DATA ROWS:
-- begin --
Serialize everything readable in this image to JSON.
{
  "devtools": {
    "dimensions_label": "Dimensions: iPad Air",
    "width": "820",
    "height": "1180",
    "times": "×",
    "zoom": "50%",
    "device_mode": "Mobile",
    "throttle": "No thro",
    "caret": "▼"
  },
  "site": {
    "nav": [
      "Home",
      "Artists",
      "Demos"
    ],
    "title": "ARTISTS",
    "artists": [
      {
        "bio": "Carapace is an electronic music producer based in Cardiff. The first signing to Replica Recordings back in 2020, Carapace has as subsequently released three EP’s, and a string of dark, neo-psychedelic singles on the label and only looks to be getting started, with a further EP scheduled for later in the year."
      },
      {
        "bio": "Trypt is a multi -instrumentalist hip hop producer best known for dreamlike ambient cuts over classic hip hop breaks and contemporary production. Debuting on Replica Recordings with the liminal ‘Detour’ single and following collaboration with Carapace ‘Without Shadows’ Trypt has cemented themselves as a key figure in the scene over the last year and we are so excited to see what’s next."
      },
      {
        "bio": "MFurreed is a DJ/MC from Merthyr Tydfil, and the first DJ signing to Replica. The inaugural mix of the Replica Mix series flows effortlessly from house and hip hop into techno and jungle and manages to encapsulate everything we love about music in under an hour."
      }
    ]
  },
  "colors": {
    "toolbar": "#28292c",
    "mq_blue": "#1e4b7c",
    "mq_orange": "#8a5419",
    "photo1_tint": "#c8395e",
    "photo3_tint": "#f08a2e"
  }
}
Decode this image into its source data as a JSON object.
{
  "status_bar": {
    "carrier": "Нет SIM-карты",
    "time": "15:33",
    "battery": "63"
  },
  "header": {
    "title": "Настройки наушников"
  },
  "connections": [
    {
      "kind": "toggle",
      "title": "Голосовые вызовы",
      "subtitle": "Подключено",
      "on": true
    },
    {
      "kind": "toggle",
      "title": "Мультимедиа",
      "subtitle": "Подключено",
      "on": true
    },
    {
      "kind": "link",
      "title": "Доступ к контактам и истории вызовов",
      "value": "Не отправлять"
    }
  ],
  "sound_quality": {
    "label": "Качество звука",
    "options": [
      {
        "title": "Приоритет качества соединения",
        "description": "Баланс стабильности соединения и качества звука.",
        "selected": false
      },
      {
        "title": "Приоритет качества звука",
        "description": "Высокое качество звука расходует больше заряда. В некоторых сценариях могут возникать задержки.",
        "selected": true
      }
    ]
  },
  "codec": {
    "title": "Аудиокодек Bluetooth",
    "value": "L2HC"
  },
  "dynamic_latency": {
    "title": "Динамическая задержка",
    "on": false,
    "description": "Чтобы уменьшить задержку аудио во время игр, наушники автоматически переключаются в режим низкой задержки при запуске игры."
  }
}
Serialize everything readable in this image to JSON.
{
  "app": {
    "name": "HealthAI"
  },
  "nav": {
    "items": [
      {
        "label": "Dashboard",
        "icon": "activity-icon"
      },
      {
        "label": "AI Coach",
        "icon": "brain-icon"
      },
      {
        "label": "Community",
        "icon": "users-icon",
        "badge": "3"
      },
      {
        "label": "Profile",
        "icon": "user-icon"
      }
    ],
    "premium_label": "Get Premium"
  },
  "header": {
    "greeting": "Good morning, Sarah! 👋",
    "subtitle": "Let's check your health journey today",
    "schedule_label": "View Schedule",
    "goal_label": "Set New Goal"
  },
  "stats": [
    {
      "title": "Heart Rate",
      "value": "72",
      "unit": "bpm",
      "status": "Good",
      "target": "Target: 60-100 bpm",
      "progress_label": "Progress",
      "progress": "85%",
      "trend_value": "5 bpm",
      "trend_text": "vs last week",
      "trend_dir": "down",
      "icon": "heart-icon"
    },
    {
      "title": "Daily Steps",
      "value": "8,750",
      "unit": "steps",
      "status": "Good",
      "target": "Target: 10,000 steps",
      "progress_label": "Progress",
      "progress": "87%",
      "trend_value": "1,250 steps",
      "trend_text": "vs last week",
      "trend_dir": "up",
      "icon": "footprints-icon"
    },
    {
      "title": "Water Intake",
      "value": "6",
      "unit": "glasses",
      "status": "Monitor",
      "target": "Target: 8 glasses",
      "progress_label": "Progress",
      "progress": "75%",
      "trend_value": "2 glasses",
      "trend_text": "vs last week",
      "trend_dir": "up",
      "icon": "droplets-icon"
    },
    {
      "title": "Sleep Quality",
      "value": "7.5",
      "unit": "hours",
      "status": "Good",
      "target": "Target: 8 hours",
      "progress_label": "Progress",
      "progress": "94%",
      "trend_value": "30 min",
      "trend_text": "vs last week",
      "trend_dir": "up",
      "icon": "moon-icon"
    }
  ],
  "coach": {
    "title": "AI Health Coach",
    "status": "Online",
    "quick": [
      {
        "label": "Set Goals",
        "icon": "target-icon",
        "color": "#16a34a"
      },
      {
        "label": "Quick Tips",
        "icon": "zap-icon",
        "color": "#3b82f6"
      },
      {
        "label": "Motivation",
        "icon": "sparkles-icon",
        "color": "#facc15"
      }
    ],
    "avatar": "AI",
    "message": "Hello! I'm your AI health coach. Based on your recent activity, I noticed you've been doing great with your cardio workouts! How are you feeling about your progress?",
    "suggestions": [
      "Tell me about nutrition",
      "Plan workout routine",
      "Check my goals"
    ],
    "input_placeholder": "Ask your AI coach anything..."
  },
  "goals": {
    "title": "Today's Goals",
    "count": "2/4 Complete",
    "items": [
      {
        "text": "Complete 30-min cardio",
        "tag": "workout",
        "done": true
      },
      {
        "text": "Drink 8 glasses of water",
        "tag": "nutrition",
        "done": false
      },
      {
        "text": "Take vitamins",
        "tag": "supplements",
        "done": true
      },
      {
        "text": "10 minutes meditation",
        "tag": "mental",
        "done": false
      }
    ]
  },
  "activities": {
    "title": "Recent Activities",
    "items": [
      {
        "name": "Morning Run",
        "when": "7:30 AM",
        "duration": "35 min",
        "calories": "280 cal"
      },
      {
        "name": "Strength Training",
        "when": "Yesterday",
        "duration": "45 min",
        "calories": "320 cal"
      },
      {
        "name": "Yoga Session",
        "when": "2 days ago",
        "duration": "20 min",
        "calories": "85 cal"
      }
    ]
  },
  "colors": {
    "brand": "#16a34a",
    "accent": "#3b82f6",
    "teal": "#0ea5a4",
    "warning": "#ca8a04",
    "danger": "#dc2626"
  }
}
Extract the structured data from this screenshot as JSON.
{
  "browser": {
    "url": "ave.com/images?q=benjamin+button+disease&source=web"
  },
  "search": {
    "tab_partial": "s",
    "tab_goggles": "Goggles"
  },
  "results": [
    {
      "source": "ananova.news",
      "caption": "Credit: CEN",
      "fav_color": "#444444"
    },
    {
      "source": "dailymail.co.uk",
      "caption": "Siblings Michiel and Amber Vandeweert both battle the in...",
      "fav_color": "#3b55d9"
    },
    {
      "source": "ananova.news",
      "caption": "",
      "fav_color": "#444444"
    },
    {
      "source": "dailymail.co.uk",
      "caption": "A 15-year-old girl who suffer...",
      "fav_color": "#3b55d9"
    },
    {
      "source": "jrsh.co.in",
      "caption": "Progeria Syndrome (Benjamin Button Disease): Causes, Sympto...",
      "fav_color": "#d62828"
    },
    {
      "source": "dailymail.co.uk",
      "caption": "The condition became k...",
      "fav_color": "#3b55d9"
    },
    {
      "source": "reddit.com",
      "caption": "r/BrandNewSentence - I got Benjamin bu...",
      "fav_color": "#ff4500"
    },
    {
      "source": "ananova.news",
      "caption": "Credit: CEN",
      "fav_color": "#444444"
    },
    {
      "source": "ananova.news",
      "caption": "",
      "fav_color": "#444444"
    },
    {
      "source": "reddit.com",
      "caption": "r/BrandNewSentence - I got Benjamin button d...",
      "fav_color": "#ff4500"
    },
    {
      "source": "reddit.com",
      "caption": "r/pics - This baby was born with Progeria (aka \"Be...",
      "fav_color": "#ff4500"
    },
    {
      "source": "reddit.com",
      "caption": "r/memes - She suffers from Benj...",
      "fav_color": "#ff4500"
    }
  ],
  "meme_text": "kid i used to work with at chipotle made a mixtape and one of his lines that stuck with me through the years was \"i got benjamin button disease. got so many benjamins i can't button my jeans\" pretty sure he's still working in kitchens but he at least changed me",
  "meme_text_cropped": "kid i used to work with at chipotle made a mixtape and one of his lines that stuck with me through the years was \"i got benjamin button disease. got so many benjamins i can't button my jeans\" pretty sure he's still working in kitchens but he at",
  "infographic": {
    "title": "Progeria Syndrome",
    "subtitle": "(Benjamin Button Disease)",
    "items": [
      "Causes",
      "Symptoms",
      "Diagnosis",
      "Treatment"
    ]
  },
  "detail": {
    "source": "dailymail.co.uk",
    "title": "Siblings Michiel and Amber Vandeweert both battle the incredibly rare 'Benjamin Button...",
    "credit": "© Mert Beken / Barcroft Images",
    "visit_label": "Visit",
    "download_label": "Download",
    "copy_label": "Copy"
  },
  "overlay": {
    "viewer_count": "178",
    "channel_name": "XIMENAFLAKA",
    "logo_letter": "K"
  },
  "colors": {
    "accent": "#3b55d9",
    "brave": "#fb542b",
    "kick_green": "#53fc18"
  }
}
-- end --
WHAT IS EXPECTED:
Pull every line containing the word "years" out of the entries above.

EXPECTED ANSWER:
  "meme_text": "kid i used to work with at chipotle made a mixtape and one of his lines that stuck with me through the years was \"i got benjamin button disease. got so many benjamins i can't button my jeans\" pretty sure he's still working in kitchens but he at least changed me",
  "meme_text_cropped": "kid i used to work with at chipotle made a mixtape and one of his lines that stuck with me through the years was \"i got benjamin button disease. got so many benjamins i can't button my jeans\" pretty sure he's still working in kitchens but he at",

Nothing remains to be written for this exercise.